Chart and figure data:
>> Start

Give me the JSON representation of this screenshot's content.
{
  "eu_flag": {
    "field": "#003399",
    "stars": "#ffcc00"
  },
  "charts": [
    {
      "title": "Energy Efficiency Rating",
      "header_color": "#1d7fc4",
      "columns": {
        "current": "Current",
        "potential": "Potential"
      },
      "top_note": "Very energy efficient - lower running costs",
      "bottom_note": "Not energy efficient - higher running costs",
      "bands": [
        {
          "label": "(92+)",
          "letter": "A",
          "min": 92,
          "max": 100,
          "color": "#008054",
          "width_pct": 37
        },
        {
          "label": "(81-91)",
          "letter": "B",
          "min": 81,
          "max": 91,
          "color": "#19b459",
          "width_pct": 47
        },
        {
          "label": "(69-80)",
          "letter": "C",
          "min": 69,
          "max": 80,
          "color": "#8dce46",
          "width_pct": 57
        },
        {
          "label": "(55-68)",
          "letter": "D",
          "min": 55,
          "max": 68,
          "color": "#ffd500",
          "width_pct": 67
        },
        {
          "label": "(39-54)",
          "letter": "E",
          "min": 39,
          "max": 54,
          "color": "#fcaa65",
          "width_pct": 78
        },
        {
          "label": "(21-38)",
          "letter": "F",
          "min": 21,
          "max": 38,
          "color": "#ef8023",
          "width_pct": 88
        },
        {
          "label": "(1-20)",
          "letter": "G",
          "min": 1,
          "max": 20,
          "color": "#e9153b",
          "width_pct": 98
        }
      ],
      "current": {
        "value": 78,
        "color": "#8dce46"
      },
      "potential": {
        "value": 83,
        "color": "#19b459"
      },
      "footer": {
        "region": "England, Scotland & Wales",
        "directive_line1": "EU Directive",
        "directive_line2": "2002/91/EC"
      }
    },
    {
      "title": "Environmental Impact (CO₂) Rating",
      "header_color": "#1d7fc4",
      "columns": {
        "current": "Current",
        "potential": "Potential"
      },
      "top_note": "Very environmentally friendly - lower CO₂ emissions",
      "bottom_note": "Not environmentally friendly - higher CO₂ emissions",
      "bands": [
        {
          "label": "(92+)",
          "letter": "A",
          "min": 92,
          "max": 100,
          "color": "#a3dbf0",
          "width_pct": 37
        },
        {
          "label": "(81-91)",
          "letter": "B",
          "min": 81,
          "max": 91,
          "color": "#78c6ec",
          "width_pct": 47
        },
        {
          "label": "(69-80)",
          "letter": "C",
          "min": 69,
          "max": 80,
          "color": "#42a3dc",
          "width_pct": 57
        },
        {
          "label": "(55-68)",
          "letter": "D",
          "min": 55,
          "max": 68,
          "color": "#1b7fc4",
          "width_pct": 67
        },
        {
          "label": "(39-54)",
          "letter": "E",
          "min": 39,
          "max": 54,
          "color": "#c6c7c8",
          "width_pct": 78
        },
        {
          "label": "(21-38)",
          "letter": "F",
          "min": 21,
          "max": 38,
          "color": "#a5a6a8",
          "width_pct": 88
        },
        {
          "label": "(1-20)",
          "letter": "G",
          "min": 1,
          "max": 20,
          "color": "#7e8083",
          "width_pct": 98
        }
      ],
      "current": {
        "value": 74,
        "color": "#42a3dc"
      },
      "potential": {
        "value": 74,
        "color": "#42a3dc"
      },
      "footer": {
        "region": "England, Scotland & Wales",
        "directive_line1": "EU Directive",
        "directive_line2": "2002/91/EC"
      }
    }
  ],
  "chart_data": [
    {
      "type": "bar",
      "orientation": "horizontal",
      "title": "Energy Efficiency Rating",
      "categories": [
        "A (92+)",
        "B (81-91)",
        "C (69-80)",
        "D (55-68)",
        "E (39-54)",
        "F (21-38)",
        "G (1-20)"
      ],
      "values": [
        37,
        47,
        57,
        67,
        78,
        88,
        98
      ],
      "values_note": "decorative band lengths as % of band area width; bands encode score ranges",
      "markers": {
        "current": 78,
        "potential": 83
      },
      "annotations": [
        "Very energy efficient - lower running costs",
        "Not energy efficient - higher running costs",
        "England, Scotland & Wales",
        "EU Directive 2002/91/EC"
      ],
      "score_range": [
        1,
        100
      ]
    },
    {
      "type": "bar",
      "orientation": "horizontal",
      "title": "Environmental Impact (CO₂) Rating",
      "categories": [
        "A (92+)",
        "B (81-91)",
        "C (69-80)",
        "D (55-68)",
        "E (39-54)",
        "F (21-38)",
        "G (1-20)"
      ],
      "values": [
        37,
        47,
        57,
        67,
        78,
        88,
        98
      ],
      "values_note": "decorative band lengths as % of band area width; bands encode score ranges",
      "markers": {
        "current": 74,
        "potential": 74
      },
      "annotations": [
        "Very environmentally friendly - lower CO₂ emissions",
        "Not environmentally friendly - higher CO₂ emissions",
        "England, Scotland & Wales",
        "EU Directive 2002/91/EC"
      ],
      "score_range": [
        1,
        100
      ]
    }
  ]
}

>> End

Problem details -> Using the data above, repeat every line exactly.

Task response ->
Give me the JSON representation of this screenshot's content.
{
  "eu_flag": {
    "field": "#003399",
    "stars": "#ffcc00"
  },
  "charts": [
    {
      "title": "Energy Efficiency Rating",
      "header_color": "#1d7fc4",
      "columns": {
        "current": "Current",
        "potential": "Potential"
      },
      "top_note": "Very energy efficient - lower running costs",
      "bottom_note": "Not energy efficient - higher running costs",
      "bands": [
        {
          "label": "(92+)",
          "letter": "A",
          "min": 92,
          "max": 100,
          "color": "#008054",
          "width_pct": 37
        },
        {
          "label": "(81-91)",
          "letter": "B",
          "min": 81,
          "max": 91,
          "color": "#19b459",
          "width_pct": 47
        },
        {
          "label": "(69-80)",
          "letter": "C",
          "min": 69,
          "max": 80,
          "color": "#8dce46",
          "width_pct": 57
        },
        {
          "label": "(55-68)",
          "letter": "D",
          "min": 55,
          "max": 68,
          "color": "#ffd500",
          "width_pct": 67
        },
        {
          "label": "(39-54)",
          "letter": "E",
          "min": 39,
          "max": 54,
          "color": "#fcaa65",
          "width_pct": 78
        },
        {
          "label": "(21-38)",
          "letter": "F",
          "min": 21,
          "max": 38,
          "color": "#ef8023",
          "width_pct": 88
        },
        {
          "label": "(1-20)",
          "letter": "G",
          "min": 1,
          "max": 20,
          "color": "#e9153b",
          "width_pct": 98
        }
      ],
      "current": {
        "value": 78,
        "color": "#8dce46"
      },
      "potential": {
        "value": 83,
        "color": "#19b459"
      },
      "footer": {
        "region": "England, Scotland & Wales",
        "directive_line1": "EU Directive",
        "directive_line2": "2002/91/EC"
      }
    },
    {
      "title": "Environmental Impact (CO₂) Rating",
      "header_color": "#1d7fc4",
      "columns": {
        "current": "Current",
        "potential": "Potential"
      },
      "top_note": "Very environmentally friendly - lower CO₂ emissions",
      "bottom_note": "Not environmentally friendly - higher CO₂ emissions",
      "bands": [
        {
          "label": "(92+)",
          "letter": "A",
          "min": 92,
          "max": 100,
          "color": "#a3dbf0",
          "width_pct": 37
        },
        {
          "label": "(81-91)",
          "letter": "B",
          "min": 81,
          "max": 91,
          "color": "#78c6ec",
          "width_pct": 47
        },
        {
          "label": "(69-80)",
          "letter": "C",
          "min": 69,
          "max": 80,
          "color": "#42a3dc",
          "width_pct": 57
        },
        {
          "label": "(55-68)",
          "letter": "D",
          "min": 55,
          "max": 68,
          "color": "#1b7fc4",
          "width_pct": 67
        },
        {
          "label": "(39-54)",
          "letter": "E",
          "min": 39,
          "max": 54,
          "color": "#c6c7c8",
          "width_pct": 78
        },
        {
          "label": "(21-38)",
          "letter": "F",
          "min": 21,
          "max": 38,
          "color": "#a5a6a8",
          "width_pct": 88
        },
        {
          "label": "(1-20)",
          "letter": "G",
          "min": 1,
          "max": 20,
          "color": "#7e8083",
          "width_pct": 98
        }
      ],
      "current": {
        "value": 74,
        "color": "#42a3dc"
      },
      "potential": {
        "value": 74,
        "color": "#42a3dc"
      },
      "footer": {
        "region": "England, Scotland & Wales",
        "directive_line1": "EU Directive",
        "directive_line2": "2002/91/EC"
      }
    }
  ],
  "chart_data": [
    {
      "type": "bar",
      "orientation": "horizontal",
      "title": "Energy Efficiency Rating",
      "categories": [
        "A (92+)",
        "B (81-91)",
        "C (69-80)",
        "D (55-68)",
        "E (39-54)",
        "F (21-38)",
        "G (1-20)"
      ],
      "values": [
        37,
        47,
        57,
        67,
        78,
        88,
        98
      ],
      "values_note": "decorative band lengths as % of band area width; bands encode score ranges",
      "markers": {
        "current": 78,
        "potential": 83
      },
      "annotations": [
        "Very energy efficient - lower running costs",
        "Not energy efficient - higher running costs",
        "England, Scotland & Wales",
        "EU Directive 2002/91/EC"
      ],
      "score_range": [
        1,
        100
      ]
    },
    {
      "type": "bar",
      "orientation": "horizontal",
      "title": "Environmental Impact (CO₂) Rating",
      "categories": [
        "A (92+)",
        "B (81-91)",
        "C (69-80)",
        "D (55-68)",
        "E (39-54)",
        "F (21-38)",
        "G (1-20)"
      ],
      "values": [
        37,
        47,
        57,
        67,
        78,
        88,
        98
      ],
      "values_note": "decorative band lengths as % of band area width; bands encode score ranges",
      "markers": {
        "current": 74,
        "potential": 74
      },
      "annotations": [
        "Very environmentally friendly - lower CO₂ emissions",
        "Not environmentally friendly - higher CO₂ emissions",
        "England, Scotland & Wales",
        "EU Directive 2002/91/EC"
      ],
      "score_range": [
        1,
        100
      ]
    }
  ]
}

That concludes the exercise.